(Stored items)
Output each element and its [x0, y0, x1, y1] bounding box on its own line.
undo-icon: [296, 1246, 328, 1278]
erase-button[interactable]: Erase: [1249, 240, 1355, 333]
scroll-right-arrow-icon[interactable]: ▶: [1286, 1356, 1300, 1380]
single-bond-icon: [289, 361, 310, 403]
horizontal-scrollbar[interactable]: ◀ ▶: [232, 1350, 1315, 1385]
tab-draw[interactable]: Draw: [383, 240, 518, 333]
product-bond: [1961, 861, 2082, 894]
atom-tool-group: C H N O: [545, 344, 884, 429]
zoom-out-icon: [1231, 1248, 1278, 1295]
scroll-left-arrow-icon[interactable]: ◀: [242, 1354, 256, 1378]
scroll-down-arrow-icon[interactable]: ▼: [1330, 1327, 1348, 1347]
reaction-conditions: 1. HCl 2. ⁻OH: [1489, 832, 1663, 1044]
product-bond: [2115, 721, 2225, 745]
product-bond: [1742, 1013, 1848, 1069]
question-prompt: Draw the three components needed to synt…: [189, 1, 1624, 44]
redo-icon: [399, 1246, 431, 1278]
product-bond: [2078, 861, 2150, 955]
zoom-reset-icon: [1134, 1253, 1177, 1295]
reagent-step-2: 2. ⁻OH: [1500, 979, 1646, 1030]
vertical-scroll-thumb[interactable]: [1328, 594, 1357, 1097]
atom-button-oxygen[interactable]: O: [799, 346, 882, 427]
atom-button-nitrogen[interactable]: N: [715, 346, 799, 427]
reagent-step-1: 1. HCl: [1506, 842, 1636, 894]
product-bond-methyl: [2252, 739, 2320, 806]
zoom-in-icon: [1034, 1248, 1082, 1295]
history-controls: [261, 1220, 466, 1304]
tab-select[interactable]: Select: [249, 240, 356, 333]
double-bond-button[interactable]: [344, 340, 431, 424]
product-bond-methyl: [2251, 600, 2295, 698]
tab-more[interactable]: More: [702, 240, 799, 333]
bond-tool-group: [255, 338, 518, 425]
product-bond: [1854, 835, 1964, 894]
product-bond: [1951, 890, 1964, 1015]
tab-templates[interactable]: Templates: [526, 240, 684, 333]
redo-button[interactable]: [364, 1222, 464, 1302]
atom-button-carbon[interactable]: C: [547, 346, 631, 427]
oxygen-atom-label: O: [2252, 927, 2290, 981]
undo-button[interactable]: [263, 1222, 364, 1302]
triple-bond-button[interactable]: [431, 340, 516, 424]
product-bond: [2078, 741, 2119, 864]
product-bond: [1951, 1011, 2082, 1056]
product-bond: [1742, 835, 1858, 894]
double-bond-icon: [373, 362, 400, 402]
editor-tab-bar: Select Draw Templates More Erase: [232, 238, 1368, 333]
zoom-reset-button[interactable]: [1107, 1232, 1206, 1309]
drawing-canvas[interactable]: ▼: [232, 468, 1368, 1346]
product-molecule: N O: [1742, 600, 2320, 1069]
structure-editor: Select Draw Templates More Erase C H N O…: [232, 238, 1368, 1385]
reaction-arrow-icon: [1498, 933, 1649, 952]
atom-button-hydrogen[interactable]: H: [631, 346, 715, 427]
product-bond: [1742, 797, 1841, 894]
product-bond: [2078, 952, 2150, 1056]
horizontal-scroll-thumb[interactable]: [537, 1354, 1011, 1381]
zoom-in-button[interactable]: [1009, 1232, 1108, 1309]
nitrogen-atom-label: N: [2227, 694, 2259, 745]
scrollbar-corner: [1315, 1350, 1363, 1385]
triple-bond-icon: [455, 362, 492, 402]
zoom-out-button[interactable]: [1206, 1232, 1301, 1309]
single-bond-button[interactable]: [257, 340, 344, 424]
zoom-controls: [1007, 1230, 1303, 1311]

■ WHAT YOU WILL DO
Reproduce the lines of the items verbatim, beginning with the first line and stopping after the line that contains "redo-icon: [399, 1246, 431, 1278]".

■ RESULT FOR THIS EXERCISE
Output each element and its [x0, y0, x1, y1] bounding box on its own line.
undo-icon: [296, 1246, 328, 1278]
erase-button[interactable]: Erase: [1249, 240, 1355, 333]
scroll-right-arrow-icon[interactable]: ▶: [1286, 1356, 1300, 1380]
single-bond-icon: [289, 361, 310, 403]
horizontal-scrollbar[interactable]: ◀ ▶: [232, 1350, 1315, 1385]
tab-draw[interactable]: Draw: [383, 240, 518, 333]
product-bond: [1961, 861, 2082, 894]
atom-tool-group: C H N O: [545, 344, 884, 429]
zoom-out-icon: [1231, 1248, 1278, 1295]
scroll-left-arrow-icon[interactable]: ◀: [242, 1354, 256, 1378]
scroll-down-arrow-icon[interactable]: ▼: [1330, 1327, 1348, 1347]
reaction-conditions: 1. HCl 2. ⁻OH: [1489, 832, 1663, 1044]
product-bond: [2115, 721, 2225, 745]
product-bond: [1742, 1013, 1848, 1069]
question-prompt: Draw the three components needed to synt…: [189, 1, 1624, 44]
redo-icon: [399, 1246, 431, 1278]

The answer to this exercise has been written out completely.